[Start]

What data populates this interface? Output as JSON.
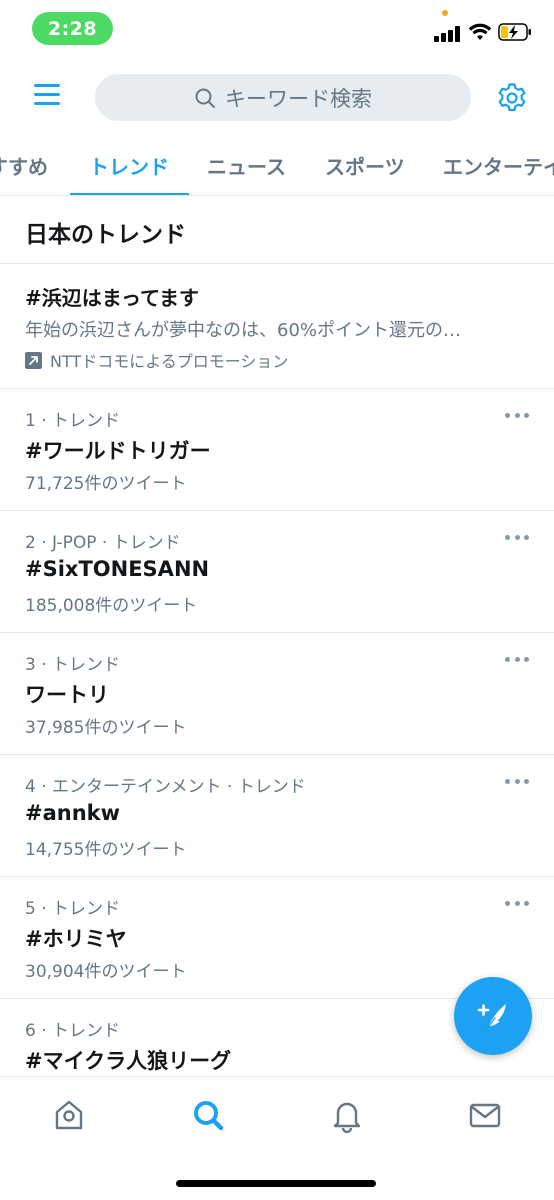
{
  "status": {
    "time": "2:28"
  },
  "search": {
    "placeholder": "キーワード検索"
  },
  "tabs": [
    {
      "label": "すすめ"
    },
    {
      "label": "トレンド"
    },
    {
      "label": "ニュース"
    },
    {
      "label": "スポーツ"
    },
    {
      "label": "エンターテイ"
    }
  ],
  "section_title": "日本のトレンド",
  "promoted": {
    "title": "#浜辺はまってます",
    "description": "年始の浜辺さんが夢中なのは、60%ポイント還元の…",
    "by": "NTTドコモによるプロモーション"
  },
  "trends": [
    {
      "meta": "1 · トレンド",
      "name": "#ワールドトリガー",
      "count": "71,725件のツイート"
    },
    {
      "meta": "2 · J-POP · トレンド",
      "name": "#SixTONESANN",
      "count": "185,008件のツイート"
    },
    {
      "meta": "3 · トレンド",
      "name": "ワートリ",
      "count": "37,985件のツイート"
    },
    {
      "meta": "4 · エンターテインメント · トレンド",
      "name": "#annkw",
      "count": "14,755件のツイート"
    },
    {
      "meta": "5 · トレンド",
      "name": "#ホリミヤ",
      "count": "30,904件のツイート"
    },
    {
      "meta": "6 · トレンド",
      "name": "#マイクラ人狼リーグ",
      "count": ""
    }
  ],
  "icons": {
    "menu": "menu-icon",
    "search": "search-icon",
    "settings": "gear-icon",
    "more": "more-icon",
    "compose": "compose-tweet-icon",
    "home": "home-icon",
    "explore": "search-icon",
    "notifications": "bell-icon",
    "messages": "envelope-icon",
    "promoted": "promoted-arrow-icon"
  },
  "colors": {
    "accent": "#1da1f2",
    "secondary_text": "#657786",
    "time_pill": "#4cd964"
  }
}
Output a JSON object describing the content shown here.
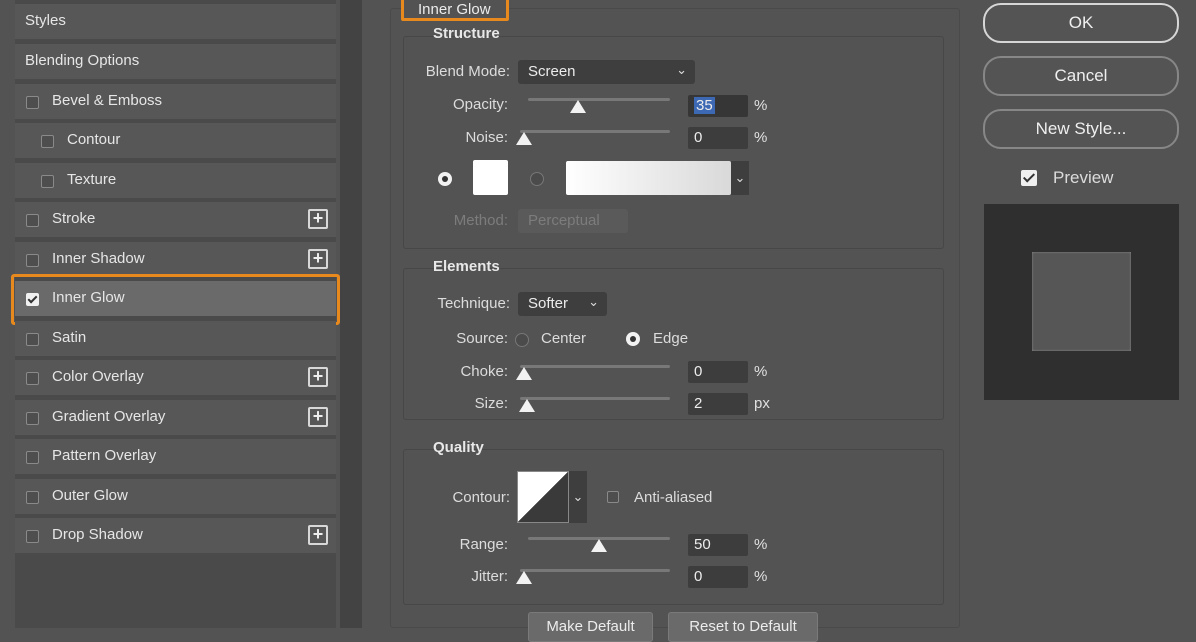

[End]

## Requirement
Every entry should be returned exactly as written, minus the pictures.

## The result
What data populates this interface? Output as JSON.
{
  "status": {
    "time": "2:28"
  },
  "search": {
    "placeholder": "キーワード検索"
  },
  "tabs": [
    {
      "label": "すすめ"
    },
    {
      "label": "トレンド"
    },
    {
      "label": "ニュース"
    },
    {
      "label": "スポーツ"
    },
    {
      "label": "エンターテイ"
    }
  ],
  "section_title": "日本のトレンド",
  "promoted": {
    "title": "#浜辺はまってます",
    "description": "年始の浜辺さんが夢中なのは、60%ポイント還元の…",
    "by": "NTTドコモによるプロモーション"
  },
  "trends": [
    {
      "meta": "1 · トレンド",
      "name": "#ワールドトリガー",
      "count": "71,725件のツイート"
    },
    {
      "meta": "2 · J-POP · トレンド",
      "name": "#SixTONESANN",
      "count": "185,008件のツイート"
    },
    {
      "meta": "3 · トレンド",
      "name": "ワートリ",
      "count": "37,985件のツイート"
    },
    {
      "meta": "4 · エンターテインメント · トレンド",
      "name": "#annkw",
      "count": "14,755件のツイート"
    },
    {
      "meta": "5 · トレンド",
      "name": "#ホリミヤ",
      "count": "30,904件のツイート"
    },
    {
      "meta": "6 · トレンド",
      "name": "#マイクラ人狼リーグ",
      "count": ""
    }
  ],
  "icons": {
    "menu": "menu-icon",
    "search": "search-icon",
    "settings": "gear-icon",
    "more": "more-icon",
    "compose": "compose-tweet-icon",
    "home": "home-icon",
    "explore": "search-icon",
    "notifications": "bell-icon",
    "messages": "envelope-icon",
    "promoted": "promoted-arrow-icon"
  },
  "colors": {
    "accent": "#1da1f2",
    "secondary_text": "#657786",
    "time_pill": "#4cd964"
  }
}
Output a JSON object describing the content shown here.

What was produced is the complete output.